* _Exercise task_
Identify every line in the records below that contains the word "their", and reproduce each one.

* _Supplied records_
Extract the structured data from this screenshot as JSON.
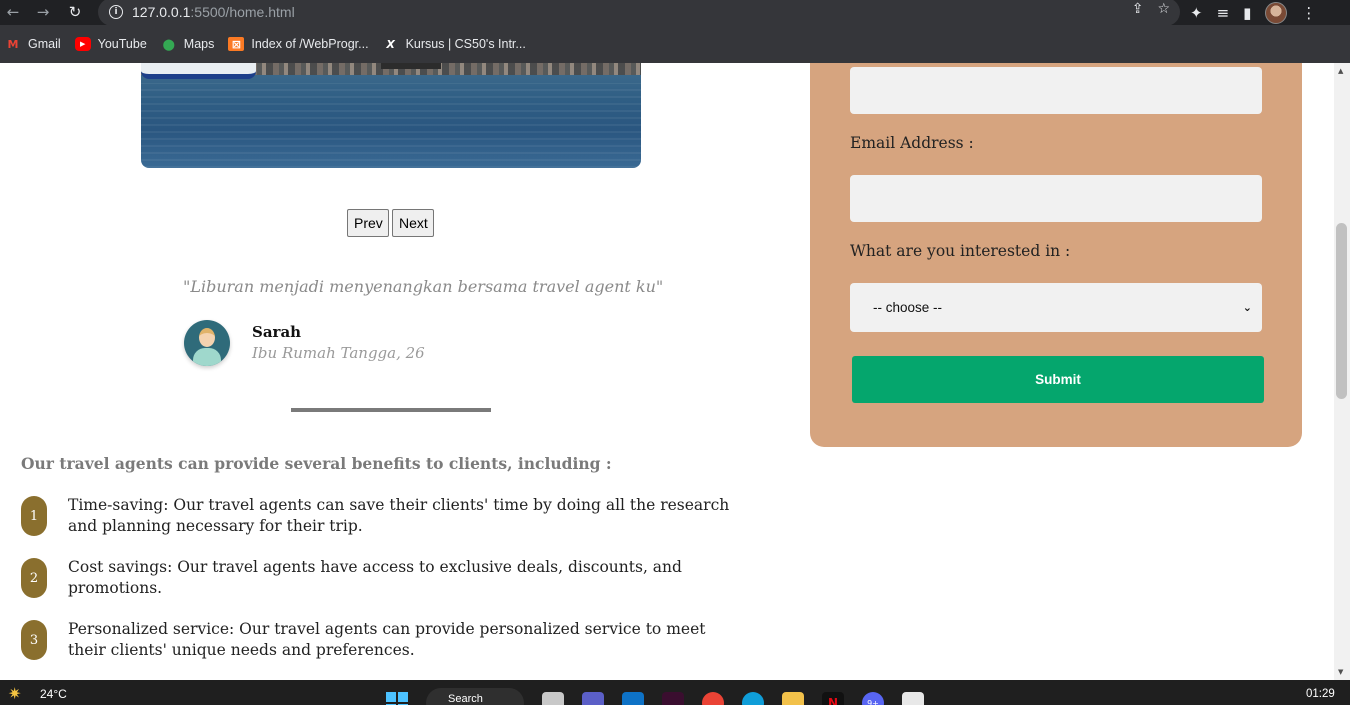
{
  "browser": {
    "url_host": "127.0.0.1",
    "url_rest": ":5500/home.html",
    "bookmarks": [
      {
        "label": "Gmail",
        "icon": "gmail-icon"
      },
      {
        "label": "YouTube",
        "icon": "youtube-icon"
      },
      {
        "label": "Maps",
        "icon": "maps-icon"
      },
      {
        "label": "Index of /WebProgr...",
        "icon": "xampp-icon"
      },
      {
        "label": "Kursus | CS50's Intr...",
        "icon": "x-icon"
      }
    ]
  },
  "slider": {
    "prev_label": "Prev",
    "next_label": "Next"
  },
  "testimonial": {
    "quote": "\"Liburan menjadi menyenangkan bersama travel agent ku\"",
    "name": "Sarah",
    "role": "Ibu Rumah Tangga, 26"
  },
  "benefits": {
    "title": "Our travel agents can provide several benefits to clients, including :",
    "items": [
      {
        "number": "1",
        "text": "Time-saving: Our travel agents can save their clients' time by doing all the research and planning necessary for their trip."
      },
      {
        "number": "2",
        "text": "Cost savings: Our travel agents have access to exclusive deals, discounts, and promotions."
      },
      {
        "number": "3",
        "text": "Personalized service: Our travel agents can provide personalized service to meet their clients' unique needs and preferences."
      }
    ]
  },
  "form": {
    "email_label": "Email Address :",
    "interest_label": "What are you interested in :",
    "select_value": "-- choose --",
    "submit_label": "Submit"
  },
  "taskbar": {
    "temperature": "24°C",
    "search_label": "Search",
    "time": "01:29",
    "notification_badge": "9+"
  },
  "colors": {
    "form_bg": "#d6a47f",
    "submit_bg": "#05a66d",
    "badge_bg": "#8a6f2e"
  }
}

--

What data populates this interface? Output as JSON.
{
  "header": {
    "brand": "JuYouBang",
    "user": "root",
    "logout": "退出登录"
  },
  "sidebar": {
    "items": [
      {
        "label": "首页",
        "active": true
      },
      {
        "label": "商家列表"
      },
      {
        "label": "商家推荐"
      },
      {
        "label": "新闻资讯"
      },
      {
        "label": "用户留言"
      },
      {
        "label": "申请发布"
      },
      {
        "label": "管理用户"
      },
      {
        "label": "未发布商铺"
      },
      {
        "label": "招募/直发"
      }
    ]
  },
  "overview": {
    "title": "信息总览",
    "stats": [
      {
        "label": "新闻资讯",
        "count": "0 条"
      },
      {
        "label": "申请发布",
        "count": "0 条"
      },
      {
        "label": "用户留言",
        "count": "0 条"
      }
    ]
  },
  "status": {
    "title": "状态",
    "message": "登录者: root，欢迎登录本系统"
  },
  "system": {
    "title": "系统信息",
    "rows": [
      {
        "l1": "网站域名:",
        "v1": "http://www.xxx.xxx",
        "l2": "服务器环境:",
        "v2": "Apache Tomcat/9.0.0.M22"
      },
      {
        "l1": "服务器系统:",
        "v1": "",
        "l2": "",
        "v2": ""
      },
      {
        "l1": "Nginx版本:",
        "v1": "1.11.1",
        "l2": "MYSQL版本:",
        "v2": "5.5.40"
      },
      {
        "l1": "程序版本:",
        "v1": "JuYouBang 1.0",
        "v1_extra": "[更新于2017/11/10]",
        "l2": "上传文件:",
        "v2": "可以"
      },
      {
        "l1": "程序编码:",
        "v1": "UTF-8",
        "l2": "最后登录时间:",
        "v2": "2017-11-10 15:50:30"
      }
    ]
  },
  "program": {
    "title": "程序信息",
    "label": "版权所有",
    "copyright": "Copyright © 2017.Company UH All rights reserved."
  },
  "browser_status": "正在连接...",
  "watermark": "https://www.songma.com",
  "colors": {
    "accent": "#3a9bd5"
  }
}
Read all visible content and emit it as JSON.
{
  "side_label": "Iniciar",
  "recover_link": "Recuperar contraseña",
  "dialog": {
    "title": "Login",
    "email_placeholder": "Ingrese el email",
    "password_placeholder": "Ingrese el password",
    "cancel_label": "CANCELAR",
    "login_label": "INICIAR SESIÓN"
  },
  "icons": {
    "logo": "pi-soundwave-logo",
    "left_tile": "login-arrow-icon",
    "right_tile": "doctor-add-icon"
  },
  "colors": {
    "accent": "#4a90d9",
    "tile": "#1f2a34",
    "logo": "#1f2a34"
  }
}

--

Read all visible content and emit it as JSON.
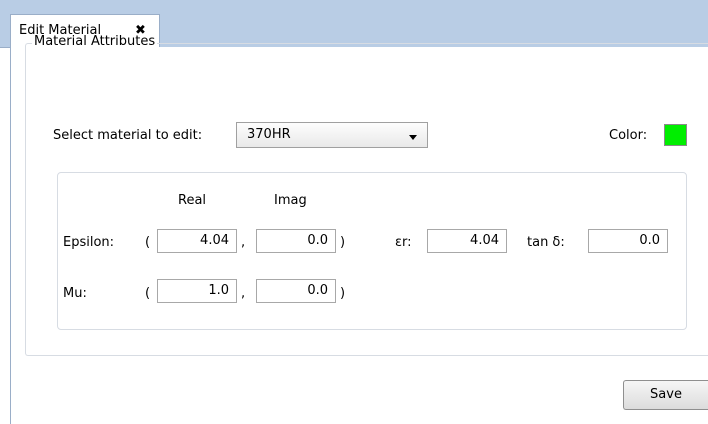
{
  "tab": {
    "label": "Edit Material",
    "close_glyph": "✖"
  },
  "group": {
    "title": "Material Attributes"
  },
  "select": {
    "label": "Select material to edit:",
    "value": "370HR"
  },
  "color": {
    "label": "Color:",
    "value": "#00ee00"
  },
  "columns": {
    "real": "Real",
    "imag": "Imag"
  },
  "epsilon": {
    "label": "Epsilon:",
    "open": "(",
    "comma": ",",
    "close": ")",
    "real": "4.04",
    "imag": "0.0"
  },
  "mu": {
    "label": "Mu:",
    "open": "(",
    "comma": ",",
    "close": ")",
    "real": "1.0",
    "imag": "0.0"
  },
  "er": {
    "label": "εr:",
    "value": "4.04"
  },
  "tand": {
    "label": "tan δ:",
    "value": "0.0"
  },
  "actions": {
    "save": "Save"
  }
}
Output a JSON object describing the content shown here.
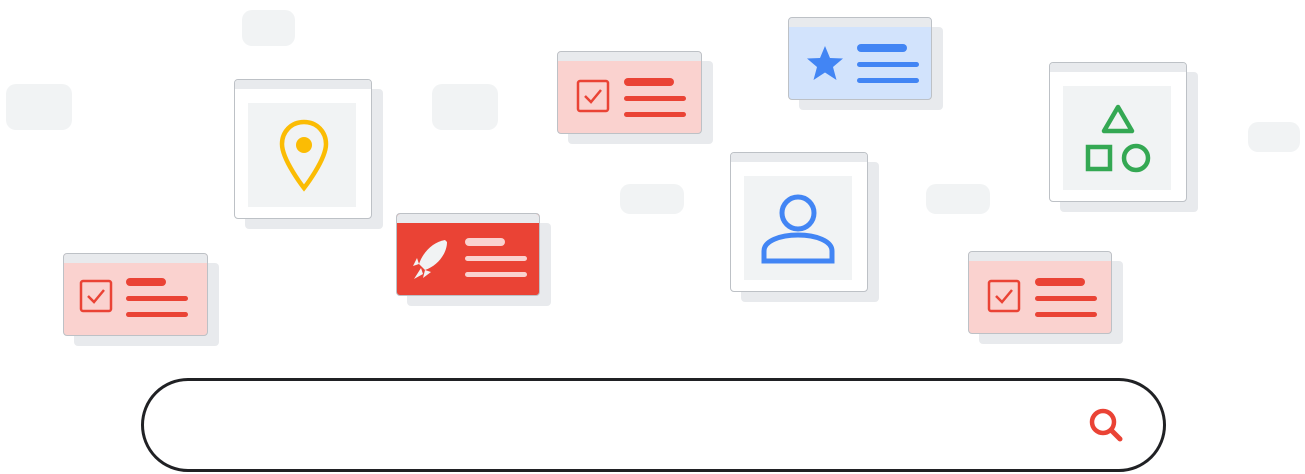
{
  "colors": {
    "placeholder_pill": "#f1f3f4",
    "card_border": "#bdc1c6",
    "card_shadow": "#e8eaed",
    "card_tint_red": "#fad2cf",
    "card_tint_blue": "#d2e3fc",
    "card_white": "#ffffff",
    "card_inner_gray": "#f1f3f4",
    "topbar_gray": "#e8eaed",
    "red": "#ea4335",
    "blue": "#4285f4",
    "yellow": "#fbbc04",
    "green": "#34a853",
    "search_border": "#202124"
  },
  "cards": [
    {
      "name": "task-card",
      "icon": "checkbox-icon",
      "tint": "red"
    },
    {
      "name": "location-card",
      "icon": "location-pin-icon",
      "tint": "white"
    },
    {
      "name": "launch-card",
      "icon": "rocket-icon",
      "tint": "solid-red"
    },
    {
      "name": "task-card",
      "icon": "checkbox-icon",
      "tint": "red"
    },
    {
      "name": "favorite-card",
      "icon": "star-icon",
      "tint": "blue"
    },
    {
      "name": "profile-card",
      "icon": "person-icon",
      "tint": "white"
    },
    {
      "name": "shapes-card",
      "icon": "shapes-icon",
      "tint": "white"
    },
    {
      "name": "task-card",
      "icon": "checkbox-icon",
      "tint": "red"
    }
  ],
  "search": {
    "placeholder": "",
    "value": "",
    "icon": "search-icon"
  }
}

* _Solved exercise_
        "text": "Time-saving: Our travel agents can save their clients' time by doing all the research and planning necessary for their trip."
        "text": "Personalized service: Our travel agents can provide personalized service to meet their clients' unique needs and preferences."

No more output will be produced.